**TASK OBJECTIVE**
Copy out the lines that have "username" in them.

[Collected data entries]
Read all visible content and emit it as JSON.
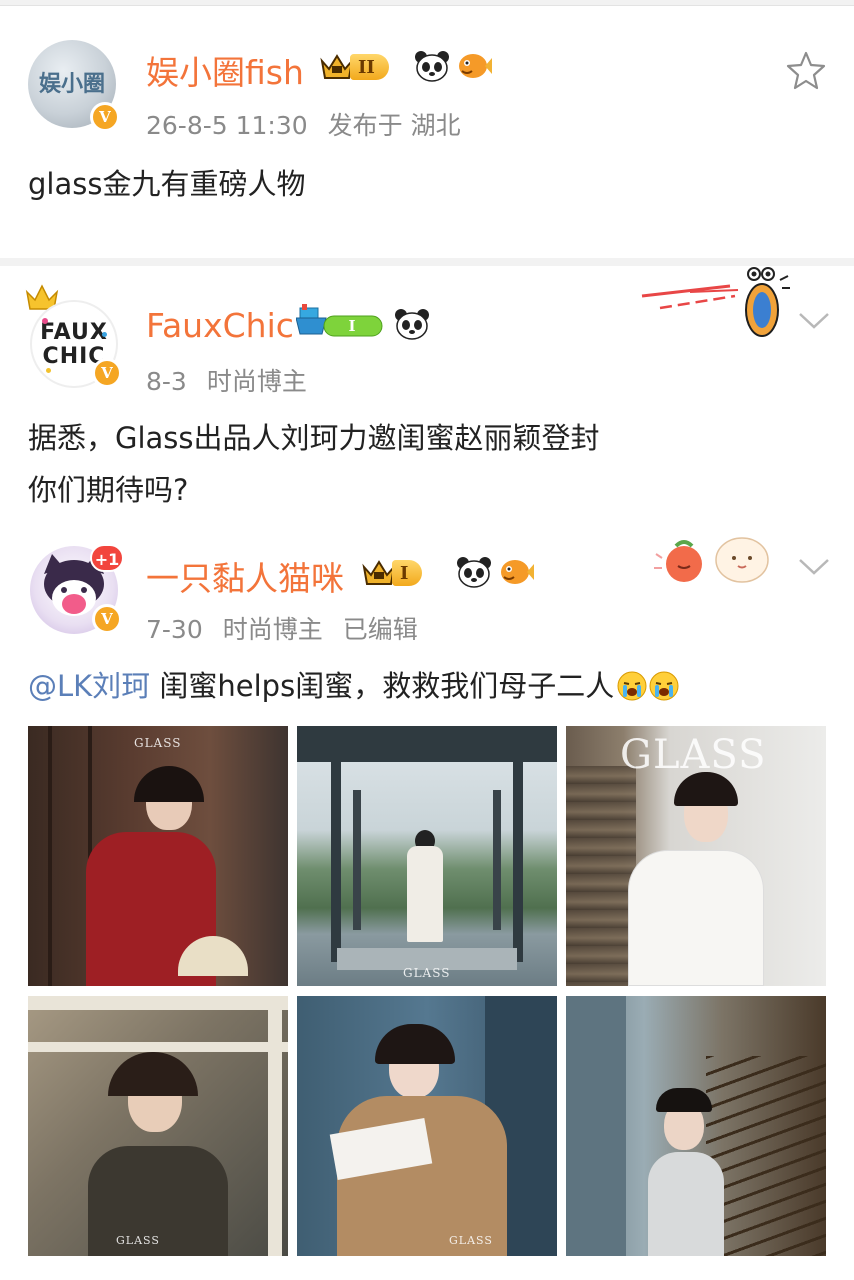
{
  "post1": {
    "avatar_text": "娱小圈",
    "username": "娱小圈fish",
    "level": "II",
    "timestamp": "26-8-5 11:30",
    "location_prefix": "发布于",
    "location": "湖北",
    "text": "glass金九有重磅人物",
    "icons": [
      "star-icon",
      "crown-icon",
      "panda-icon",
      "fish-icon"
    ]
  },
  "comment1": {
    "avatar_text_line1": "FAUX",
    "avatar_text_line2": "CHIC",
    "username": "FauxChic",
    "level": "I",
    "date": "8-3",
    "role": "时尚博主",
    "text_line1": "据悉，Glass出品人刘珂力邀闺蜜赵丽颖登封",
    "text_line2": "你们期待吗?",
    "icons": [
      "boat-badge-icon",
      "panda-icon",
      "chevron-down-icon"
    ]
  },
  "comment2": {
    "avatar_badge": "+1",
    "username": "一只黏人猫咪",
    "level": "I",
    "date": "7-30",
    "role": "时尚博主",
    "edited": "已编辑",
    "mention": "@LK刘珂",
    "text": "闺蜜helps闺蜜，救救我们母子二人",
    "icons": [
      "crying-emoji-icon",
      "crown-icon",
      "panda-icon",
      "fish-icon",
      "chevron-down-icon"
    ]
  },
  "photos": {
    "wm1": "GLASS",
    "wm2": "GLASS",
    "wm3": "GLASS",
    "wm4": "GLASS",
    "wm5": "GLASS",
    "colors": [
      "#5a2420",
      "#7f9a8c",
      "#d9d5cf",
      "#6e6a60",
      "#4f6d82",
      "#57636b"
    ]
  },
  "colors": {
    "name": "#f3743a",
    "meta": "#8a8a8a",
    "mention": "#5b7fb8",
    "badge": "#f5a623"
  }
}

--

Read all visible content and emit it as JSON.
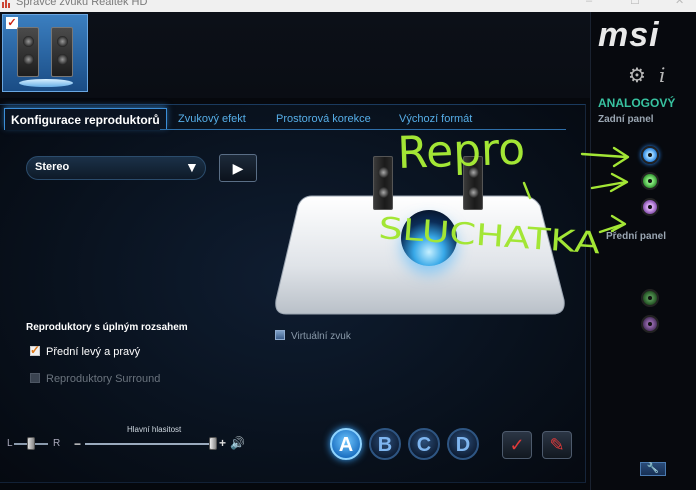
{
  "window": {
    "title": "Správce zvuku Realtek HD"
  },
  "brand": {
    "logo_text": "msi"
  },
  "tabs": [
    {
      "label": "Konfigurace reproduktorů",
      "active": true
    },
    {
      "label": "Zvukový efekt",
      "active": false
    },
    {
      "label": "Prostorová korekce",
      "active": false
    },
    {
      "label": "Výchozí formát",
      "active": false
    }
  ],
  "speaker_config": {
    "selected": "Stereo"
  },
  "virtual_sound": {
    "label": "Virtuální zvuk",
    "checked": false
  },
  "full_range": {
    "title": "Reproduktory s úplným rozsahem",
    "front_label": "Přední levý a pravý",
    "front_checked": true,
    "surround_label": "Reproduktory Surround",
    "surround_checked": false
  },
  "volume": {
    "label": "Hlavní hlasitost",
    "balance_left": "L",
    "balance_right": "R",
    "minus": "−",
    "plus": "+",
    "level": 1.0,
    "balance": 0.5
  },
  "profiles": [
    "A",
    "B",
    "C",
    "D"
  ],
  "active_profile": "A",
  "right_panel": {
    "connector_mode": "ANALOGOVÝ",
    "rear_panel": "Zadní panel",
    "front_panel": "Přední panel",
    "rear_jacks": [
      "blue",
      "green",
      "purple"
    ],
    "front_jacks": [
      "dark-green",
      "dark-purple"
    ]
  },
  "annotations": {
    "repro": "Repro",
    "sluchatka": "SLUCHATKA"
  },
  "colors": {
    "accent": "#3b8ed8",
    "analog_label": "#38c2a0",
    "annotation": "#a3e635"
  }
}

**ANSWER BELOW**
    "username": "娱小圈fish",
    "username": "FauxChic",
    "username": "一只黏人猫咪",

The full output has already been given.